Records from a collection
★ ★ ★ ★ ★ ★ ★

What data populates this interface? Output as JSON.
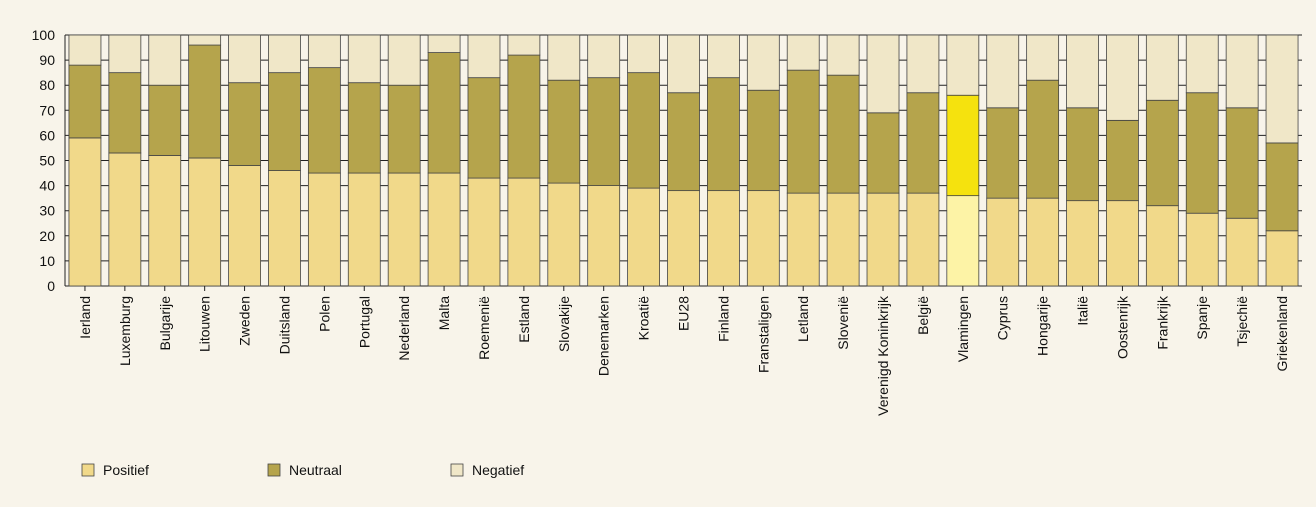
{
  "chart_data": {
    "type": "bar",
    "stacked": true,
    "categories": [
      "Ierland",
      "Luxemburg",
      "Bulgarije",
      "Litouwen",
      "Zweden",
      "Duitsland",
      "Polen",
      "Portugal",
      "Nederland",
      "Malta",
      "Roemenië",
      "Estland",
      "Slovakije",
      "Denemarken",
      "Kroatië",
      "EU28",
      "Finland",
      "Franstaligen",
      "Letland",
      "Slovenië",
      "Verenigd Koninkrijk",
      "België",
      "Vlamingen",
      "Cyprus",
      "Hongarije",
      "Italië",
      "Oostenrijk",
      "Frankrijk",
      "Spanje",
      "Tsjechië",
      "Griekenland"
    ],
    "series": [
      {
        "name": "Positief",
        "color": "#f1d98a",
        "values": [
          59,
          53,
          52,
          51,
          48,
          46,
          45,
          45,
          45,
          45,
          43,
          43,
          41,
          40,
          39,
          38,
          38,
          38,
          37,
          37,
          37,
          37,
          36,
          35,
          35,
          34,
          34,
          32,
          29,
          27,
          22
        ]
      },
      {
        "name": "Neutraal",
        "color": "#b5a44c",
        "values": [
          29,
          32,
          28,
          45,
          33,
          39,
          42,
          36,
          35,
          48,
          40,
          49,
          41,
          43,
          46,
          39,
          45,
          40,
          49,
          47,
          32,
          40,
          40,
          36,
          47,
          37,
          32,
          42,
          48,
          44,
          35
        ]
      },
      {
        "name": "Negatief",
        "color": "#f0e7c8",
        "values": [
          12,
          15,
          20,
          4,
          19,
          15,
          13,
          19,
          20,
          7,
          17,
          8,
          18,
          17,
          15,
          23,
          17,
          22,
          14,
          16,
          31,
          23,
          24,
          29,
          18,
          29,
          34,
          26,
          23,
          29,
          43
        ]
      }
    ],
    "highlight": {
      "category": "Vlamingen",
      "colors": {
        "Positief": "#fdf3a6",
        "Neutraal": "#f5e20e"
      }
    },
    "ylim": [
      0,
      100
    ],
    "yticks": [
      "0",
      "10",
      "20",
      "30",
      "40",
      "50",
      "60",
      "70",
      "80",
      "90",
      "100"
    ],
    "grid": "horizontal",
    "legend_position": "bottom-left"
  }
}
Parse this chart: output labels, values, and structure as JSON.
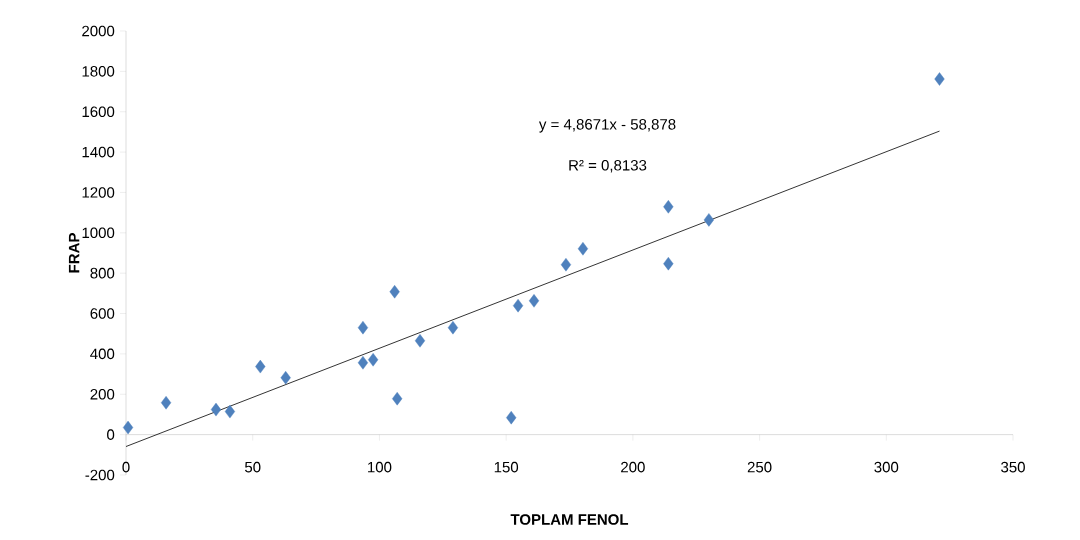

★ ★ ★ ★ ★ ★ ★

THE PROBLEM
Write out the listing above exactly as it stands, pictures excluded.

OUTPUT OF THE EXERCISE
What data populates this interface? Output as JSON.
{
  "chart_data": {
    "type": "bar",
    "stacked": true,
    "categories": [
      "Ierland",
      "Luxemburg",
      "Bulgarije",
      "Litouwen",
      "Zweden",
      "Duitsland",
      "Polen",
      "Portugal",
      "Nederland",
      "Malta",
      "Roemenië",
      "Estland",
      "Slovakije",
      "Denemarken",
      "Kroatië",
      "EU28",
      "Finland",
      "Franstaligen",
      "Letland",
      "Slovenië",
      "Verenigd Koninkrijk",
      "België",
      "Vlamingen",
      "Cyprus",
      "Hongarije",
      "Italië",
      "Oostenrijk",
      "Frankrijk",
      "Spanje",
      "Tsjechië",
      "Griekenland"
    ],
    "series": [
      {
        "name": "Positief",
        "color": "#f1d98a",
        "values": [
          59,
          53,
          52,
          51,
          48,
          46,
          45,
          45,
          45,
          45,
          43,
          43,
          41,
          40,
          39,
          38,
          38,
          38,
          37,
          37,
          37,
          37,
          36,
          35,
          35,
          34,
          34,
          32,
          29,
          27,
          22
        ]
      },
      {
        "name": "Neutraal",
        "color": "#b5a44c",
        "values": [
          29,
          32,
          28,
          45,
          33,
          39,
          42,
          36,
          35,
          48,
          40,
          49,
          41,
          43,
          46,
          39,
          45,
          40,
          49,
          47,
          32,
          40,
          40,
          36,
          47,
          37,
          32,
          42,
          48,
          44,
          35
        ]
      },
      {
        "name": "Negatief",
        "color": "#f0e7c8",
        "values": [
          12,
          15,
          20,
          4,
          19,
          15,
          13,
          19,
          20,
          7,
          17,
          8,
          18,
          17,
          15,
          23,
          17,
          22,
          14,
          16,
          31,
          23,
          24,
          29,
          18,
          29,
          34,
          26,
          23,
          29,
          43
        ]
      }
    ],
    "highlight": {
      "category": "Vlamingen",
      "colors": {
        "Positief": "#fdf3a6",
        "Neutraal": "#f5e20e"
      }
    },
    "ylim": [
      0,
      100
    ],
    "yticks": [
      "0",
      "10",
      "20",
      "30",
      "40",
      "50",
      "60",
      "70",
      "80",
      "90",
      "100"
    ],
    "grid": "horizontal",
    "legend_position": "bottom-left"
  }
}
Parse this chart: output labels, values, and structure as JSON.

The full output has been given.